***** Task inputs *****
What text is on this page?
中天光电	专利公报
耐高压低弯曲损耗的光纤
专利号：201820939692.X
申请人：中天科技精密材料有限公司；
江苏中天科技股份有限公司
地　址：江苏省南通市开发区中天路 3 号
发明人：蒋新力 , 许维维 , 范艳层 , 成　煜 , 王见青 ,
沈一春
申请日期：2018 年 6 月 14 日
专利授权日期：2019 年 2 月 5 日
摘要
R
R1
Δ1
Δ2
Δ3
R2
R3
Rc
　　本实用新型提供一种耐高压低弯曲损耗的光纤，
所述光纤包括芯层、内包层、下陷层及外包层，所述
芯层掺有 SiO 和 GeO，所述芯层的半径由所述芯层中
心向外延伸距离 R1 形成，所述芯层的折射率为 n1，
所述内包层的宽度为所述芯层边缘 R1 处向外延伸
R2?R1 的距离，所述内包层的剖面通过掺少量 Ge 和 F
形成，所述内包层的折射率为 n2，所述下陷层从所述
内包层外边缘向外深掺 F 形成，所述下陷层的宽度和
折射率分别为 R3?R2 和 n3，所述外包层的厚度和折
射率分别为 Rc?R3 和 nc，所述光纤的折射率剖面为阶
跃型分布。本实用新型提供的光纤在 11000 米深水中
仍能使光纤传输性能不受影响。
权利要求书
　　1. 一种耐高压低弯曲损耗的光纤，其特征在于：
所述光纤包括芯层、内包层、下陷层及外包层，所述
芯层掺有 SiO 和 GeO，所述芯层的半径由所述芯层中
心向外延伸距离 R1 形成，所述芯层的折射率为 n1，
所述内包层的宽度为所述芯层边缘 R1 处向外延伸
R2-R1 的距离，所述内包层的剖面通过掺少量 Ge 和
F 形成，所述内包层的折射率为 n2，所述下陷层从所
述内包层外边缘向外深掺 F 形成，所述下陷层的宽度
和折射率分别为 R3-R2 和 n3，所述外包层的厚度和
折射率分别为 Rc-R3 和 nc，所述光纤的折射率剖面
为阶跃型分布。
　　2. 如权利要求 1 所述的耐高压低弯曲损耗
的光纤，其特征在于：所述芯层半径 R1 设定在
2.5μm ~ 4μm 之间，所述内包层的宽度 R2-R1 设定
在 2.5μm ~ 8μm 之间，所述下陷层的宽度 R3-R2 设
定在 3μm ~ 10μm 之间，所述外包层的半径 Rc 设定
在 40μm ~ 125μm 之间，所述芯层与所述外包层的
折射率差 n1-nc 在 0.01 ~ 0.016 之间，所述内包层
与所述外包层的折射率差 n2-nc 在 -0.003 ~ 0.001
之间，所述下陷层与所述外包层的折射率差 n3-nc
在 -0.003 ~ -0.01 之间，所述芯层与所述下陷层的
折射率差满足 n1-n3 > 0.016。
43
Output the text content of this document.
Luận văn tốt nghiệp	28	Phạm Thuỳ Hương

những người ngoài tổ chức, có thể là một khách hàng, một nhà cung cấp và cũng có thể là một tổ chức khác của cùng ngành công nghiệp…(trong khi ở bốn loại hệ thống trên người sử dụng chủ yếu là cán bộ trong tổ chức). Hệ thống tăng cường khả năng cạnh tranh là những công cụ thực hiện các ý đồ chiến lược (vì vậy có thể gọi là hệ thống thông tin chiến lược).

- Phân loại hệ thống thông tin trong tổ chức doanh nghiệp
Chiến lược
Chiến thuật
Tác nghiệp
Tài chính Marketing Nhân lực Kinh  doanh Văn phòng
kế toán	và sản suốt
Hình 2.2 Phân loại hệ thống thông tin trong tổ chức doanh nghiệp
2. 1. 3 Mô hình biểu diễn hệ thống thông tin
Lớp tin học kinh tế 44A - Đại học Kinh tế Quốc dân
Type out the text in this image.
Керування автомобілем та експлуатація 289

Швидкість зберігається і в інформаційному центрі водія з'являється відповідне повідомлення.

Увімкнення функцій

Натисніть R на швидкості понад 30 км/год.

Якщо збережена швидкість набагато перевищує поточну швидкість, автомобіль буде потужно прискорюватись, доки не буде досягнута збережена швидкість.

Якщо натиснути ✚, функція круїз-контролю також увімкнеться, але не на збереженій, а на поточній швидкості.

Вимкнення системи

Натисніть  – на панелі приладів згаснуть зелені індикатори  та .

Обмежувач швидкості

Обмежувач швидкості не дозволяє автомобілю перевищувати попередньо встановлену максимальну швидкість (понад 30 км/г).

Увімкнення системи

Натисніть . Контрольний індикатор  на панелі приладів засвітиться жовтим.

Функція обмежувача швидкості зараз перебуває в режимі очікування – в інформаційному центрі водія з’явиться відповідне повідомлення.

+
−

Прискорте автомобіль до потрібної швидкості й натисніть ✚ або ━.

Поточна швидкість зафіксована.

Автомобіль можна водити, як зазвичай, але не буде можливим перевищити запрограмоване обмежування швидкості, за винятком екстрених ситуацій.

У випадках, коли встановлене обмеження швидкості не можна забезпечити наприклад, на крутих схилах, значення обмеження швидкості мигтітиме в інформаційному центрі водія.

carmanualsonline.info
*****
== Directions ==
Print the listing above in full, exactly as it is.

== Solution to the problem ==
What text is on this page?
中天光电	专利公报
耐高压低弯曲损耗的光纤
专利号：201820939692.X
申请人：中天科技精密材料有限公司；
江苏中天科技股份有限公司
地　址：江苏省南通市开发区中天路 3 号
发明人：蒋新力 , 许维维 , 范艳层 , 成　煜 , 王见青 ,
沈一春
申请日期：2018 年 6 月 14 日
专利授权日期：2019 年 2 月 5 日
摘要
R
R1
Δ1
Δ2
Δ3
R2
R3
Rc
　　本实用新型提供一种耐高压低弯曲损耗的光纤，
所述光纤包括芯层、内包层、下陷层及外包层，所述
芯层掺有 SiO 和 GeO，所述芯层的半径由所述芯层中
心向外延伸距离 R1 形成，所述芯层的折射率为 n1，
所述内包层的宽度为所述芯层边缘 R1 处向外延伸
R2?R1 的距离，所述内包层的剖面通过掺少量 Ge 和 F
形成，所述内包层的折射率为 n2，所述下陷层从所述
内包层外边缘向外深掺 F 形成，所述下陷层的宽度和
折射率分别为 R3?R2 和 n3，所述外包层的厚度和折
射率分别为 Rc?R3 和 nc，所述光纤的折射率剖面为阶
跃型分布。本实用新型提供的光纤在 11000 米深水中
仍能使光纤传输性能不受影响。
权利要求书
　　1. 一种耐高压低弯曲损耗的光纤，其特征在于：
所述光纤包括芯层、内包层、下陷层及外包层，所述
芯层掺有 SiO 和 GeO，所述芯层的半径由所述芯层中
心向外延伸距离 R1 形成，所述芯层的折射率为 n1，
所述内包层的宽度为所述芯层边缘 R1 处向外延伸
R2-R1 的距离，所述内包层的剖面通过掺少量 Ge 和
F 形成，所述内包层的折射率为 n2，所述下陷层从所
述内包层外边缘向外深掺 F 形成，所述下陷层的宽度
和折射率分别为 R3-R2 和 n3，所述外包层的厚度和
折射率分别为 Rc-R3 和 nc，所述光纤的折射率剖面
为阶跃型分布。
　　2. 如权利要求 1 所述的耐高压低弯曲损耗
的光纤，其特征在于：所述芯层半径 R1 设定在
2.5μm ~ 4μm 之间，所述内包层的宽度 R2-R1 设定
在 2.5μm ~ 8μm 之间，所述下陷层的宽度 R3-R2 设
定在 3μm ~ 10μm 之间，所述外包层的半径 Rc 设定
在 40μm ~ 125μm 之间，所述芯层与所述外包层的
折射率差 n1-nc 在 0.01 ~ 0.016 之间，所述内包层
与所述外包层的折射率差 n2-nc 在 -0.003 ~ 0.001
之间，所述下陷层与所述外包层的折射率差 n3-nc
在 -0.003 ~ -0.01 之间，所述芯层与所述下陷层的
折射率差满足 n1-n3 > 0.016。
43
Output the text content of this document.
Luận văn tốt nghiệp	28	Phạm Thuỳ Hương

những người ngoài tổ chức, có thể là một khách hàng, một nhà cung cấp và cũng có thể là một tổ chức khác của cùng ngành công nghiệp…(trong khi ở bốn loại hệ thống trên người sử dụng chủ yếu là cán bộ trong tổ chức). Hệ thống tăng cường khả năng cạnh tranh là những công cụ thực hiện các ý đồ chiến lược (vì vậy có thể gọi là hệ thống thông tin chiến lược).

- Phân loại hệ thống thông tin trong tổ chức doanh nghiệp
Chiến lược
Chiến thuật
Tác nghiệp
Tài chính Marketing Nhân lực Kinh  doanh Văn phòng
kế toán	và sản suốt
Hình 2.2 Phân loại hệ thống thông tin trong tổ chức doanh nghiệp
2. 1. 3 Mô hình biểu diễn hệ thống thông tin
Lớp tin học kinh tế 44A - Đại học Kinh tế Quốc dân
Type out the text in this image.
Керування автомобілем та експлуатація 289

Швидкість зберігається і в інформаційному центрі водія з'являється відповідне повідомлення.

Увімкнення функцій

Натисніть R на швидкості понад 30 км/год.

Якщо збережена швидкість набагато перевищує поточну швидкість, автомобіль буде потужно прискорюватись, доки не буде досягнута збережена швидкість.

Якщо натиснути ✚, функція круїз-контролю також увімкнеться, але не на збереженій, а на поточній швидкості.

Вимкнення системи

Натисніть  – на панелі приладів згаснуть зелені індикатори  та .

Обмежувач швидкості

Обмежувач швидкості не дозволяє автомобілю перевищувати попередньо встановлену максимальну швидкість (понад 30 км/г).

Увімкнення системи

Натисніть . Контрольний індикатор  на панелі приладів засвітиться жовтим.

Функція обмежувача швидкості зараз перебуває в режимі очікування – в інформаційному центрі водія з’явиться відповідне повідомлення.

+
−

Прискорте автомобіль до потрібної швидкості й натисніть ✚ або ━.

Поточна швидкість зафіксована.

Автомобіль можна водити, як зазвичай, але не буде можливим перевищити запрограмоване обмежування швидкості, за винятком екстрених ситуацій.

У випадках, коли встановлене обмеження швидкості не можна забезпечити наприклад, на крутих схилах, значення обмеження швидкості мигтітиме в інформаційному центрі водія.

carmanualsonline.info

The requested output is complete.